Stated task:
Reproduce all of the material exactly as shown.

# START OF Data shown

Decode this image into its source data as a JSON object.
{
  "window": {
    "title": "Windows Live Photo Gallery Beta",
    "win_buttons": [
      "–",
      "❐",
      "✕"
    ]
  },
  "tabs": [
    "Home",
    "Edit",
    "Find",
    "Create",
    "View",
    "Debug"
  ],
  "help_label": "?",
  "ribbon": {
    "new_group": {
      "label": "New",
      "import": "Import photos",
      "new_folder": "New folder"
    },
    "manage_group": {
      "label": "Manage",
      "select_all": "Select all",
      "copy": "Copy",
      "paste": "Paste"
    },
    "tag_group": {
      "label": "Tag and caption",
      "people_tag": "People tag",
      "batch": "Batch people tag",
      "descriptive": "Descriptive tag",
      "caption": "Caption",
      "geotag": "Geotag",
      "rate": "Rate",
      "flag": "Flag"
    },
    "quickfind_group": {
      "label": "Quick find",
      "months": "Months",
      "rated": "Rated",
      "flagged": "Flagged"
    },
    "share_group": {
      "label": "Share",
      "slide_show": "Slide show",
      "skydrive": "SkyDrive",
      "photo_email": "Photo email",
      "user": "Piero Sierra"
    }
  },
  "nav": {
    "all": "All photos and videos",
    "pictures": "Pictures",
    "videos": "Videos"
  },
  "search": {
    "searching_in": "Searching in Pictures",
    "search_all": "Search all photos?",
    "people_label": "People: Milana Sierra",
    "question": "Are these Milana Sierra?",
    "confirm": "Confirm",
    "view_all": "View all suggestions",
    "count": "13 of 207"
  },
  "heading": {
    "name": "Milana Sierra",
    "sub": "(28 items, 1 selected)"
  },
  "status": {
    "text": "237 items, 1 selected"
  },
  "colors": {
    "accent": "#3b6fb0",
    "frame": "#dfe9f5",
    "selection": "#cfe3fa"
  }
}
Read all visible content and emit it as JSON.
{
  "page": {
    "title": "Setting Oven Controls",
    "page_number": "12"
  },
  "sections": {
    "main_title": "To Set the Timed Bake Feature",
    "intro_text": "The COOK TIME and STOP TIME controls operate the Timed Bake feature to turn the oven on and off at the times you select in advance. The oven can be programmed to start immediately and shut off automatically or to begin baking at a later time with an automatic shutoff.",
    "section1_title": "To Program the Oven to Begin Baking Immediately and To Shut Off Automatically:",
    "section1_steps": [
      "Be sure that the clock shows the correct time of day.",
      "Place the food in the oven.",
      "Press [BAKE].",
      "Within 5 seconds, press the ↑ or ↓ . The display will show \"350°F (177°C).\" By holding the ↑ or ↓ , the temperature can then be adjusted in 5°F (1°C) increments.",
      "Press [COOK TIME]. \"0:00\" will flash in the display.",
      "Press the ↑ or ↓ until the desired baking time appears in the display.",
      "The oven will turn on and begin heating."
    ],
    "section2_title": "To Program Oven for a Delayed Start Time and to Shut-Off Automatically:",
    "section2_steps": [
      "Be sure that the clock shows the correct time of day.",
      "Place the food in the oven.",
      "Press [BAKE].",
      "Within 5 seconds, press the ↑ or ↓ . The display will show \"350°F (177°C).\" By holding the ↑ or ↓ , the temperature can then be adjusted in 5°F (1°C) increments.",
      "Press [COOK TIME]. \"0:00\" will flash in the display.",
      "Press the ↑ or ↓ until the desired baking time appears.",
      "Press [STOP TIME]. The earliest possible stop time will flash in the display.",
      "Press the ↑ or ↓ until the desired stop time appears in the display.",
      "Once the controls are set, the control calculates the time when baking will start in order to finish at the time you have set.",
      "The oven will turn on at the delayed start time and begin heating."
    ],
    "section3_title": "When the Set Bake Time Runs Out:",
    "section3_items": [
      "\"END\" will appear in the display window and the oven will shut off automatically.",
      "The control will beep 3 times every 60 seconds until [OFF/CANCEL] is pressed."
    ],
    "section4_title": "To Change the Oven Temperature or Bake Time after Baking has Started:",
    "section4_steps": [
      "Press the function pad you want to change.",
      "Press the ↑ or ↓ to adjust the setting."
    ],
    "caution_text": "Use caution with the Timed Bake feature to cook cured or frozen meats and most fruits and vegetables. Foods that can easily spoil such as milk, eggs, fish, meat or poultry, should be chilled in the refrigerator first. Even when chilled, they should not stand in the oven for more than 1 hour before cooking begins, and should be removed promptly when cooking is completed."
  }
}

# END OF Data shown

Solved problem:
Decode this image into its source data as a JSON object.
{
  "window": {
    "title": "Windows Live Photo Gallery Beta",
    "win_buttons": [
      "–",
      "❐",
      "✕"
    ]
  },
  "tabs": [
    "Home",
    "Edit",
    "Find",
    "Create",
    "View",
    "Debug"
  ],
  "help_label": "?",
  "ribbon": {
    "new_group": {
      "label": "New",
      "import": "Import photos",
      "new_folder": "New folder"
    },
    "manage_group": {
      "label": "Manage",
      "select_all": "Select all",
      "copy": "Copy",
      "paste": "Paste"
    },
    "tag_group": {
      "label": "Tag and caption",
      "people_tag": "People tag",
      "batch": "Batch people tag",
      "descriptive": "Descriptive tag",
      "caption": "Caption",
      "geotag": "Geotag",
      "rate": "Rate",
      "flag": "Flag"
    },
    "quickfind_group": {
      "label": "Quick find",
      "months": "Months",
      "rated": "Rated",
      "flagged": "Flagged"
    },
    "share_group": {
      "label": "Share",
      "slide_show": "Slide show",
      "skydrive": "SkyDrive",
      "photo_email": "Photo email",
      "user": "Piero Sierra"
    }
  },
  "nav": {
    "all": "All photos and videos",
    "pictures": "Pictures",
    "videos": "Videos"
  },
  "search": {
    "searching_in": "Searching in Pictures",
    "search_all": "Search all photos?",
    "people_label": "People: Milana Sierra",
    "question": "Are these Milana Sierra?",
    "confirm": "Confirm",
    "view_all": "View all suggestions",
    "count": "13 of 207"
  },
  "heading": {
    "name": "Milana Sierra",
    "sub": "(28 items, 1 selected)"
  },
  "status": {
    "text": "237 items, 1 selected"
  },
  "colors": {
    "accent": "#3b6fb0",
    "frame": "#dfe9f5",
    "selection": "#cfe3fa"
  }
}
Read all visible content and emit it as JSON.
{
  "page": {
    "title": "Setting Oven Controls",
    "page_number": "12"
  },
  "sections": {
    "main_title": "To Set the Timed Bake Feature",
    "intro_text": "The COOK TIME and STOP TIME controls operate the Timed Bake feature to turn the oven on and off at the times you select in advance. The oven can be programmed to start immediately and shut off automatically or to begin baking at a later time with an automatic shutoff.",
    "section1_title": "To Program the Oven to Begin Baking Immediately and To Shut Off Automatically:",
    "section1_steps": [
      "Be sure that the clock shows the correct time of day.",
      "Place the food in the oven.",
      "Press [BAKE].",
      "Within 5 seconds, press the ↑ or ↓ . The display will show \"350°F (177°C).\" By holding the ↑ or ↓ , the temperature can then be adjusted in 5°F (1°C) increments.",
      "Press [COOK TIME]. \"0:00\" will flash in the display.",
      "Press the ↑ or ↓ until the desired baking time appears in the display.",
      "The oven will turn on and begin heating."
    ],
    "section2_title": "To Program Oven for a Delayed Start Time and to Shut-Off Automatically:",
    "section2_steps": [
      "Be sure that the clock shows the correct time of day.",
      "Place the food in the oven.",
      "Press [BAKE].",
      "Within 5 seconds, press the ↑ or ↓ . The display will show \"350°F (177°C).\" By holding the ↑ or ↓ , the temperature can then be adjusted in 5°F (1°C) increments.",
      "Press [COOK TIME]. \"0:00\" will flash in the display.",
      "Press the ↑ or ↓ until the desired baking time appears.",
      "Press [STOP TIME]. The earliest possible stop time will flash in the display.",
      "Press the ↑ or ↓ until the desired stop time appears in the display.",
      "Once the controls are set, the control calculates the time when baking will start in order to finish at the time you have set.",
      "The oven will turn on at the delayed start time and begin heating."
    ],
    "section3_title": "When the Set Bake Time Runs Out:",
    "section3_items": [
      "\"END\" will appear in the display window and the oven will shut off automatically.",
      "The control will beep 3 times every 60 seconds until [OFF/CANCEL] is pressed."
    ],
    "section4_title": "To Change the Oven Temperature or Bake Time after Baking has Started:",
    "section4_steps": [
      "Press the function pad you want to change.",
      "Press the ↑ or ↓ to adjust the setting."
    ],
    "caution_text": "Use caution with the Timed Bake feature to cook cured or frozen meats and most fruits and vegetables. Foods that can easily spoil such as milk, eggs, fish, meat or poultry, should be chilled in the refrigerator first. Even when chilled, they should not stand in the oven for more than 1 hour before cooking begins, and should be removed promptly when cooking is completed."
  }
}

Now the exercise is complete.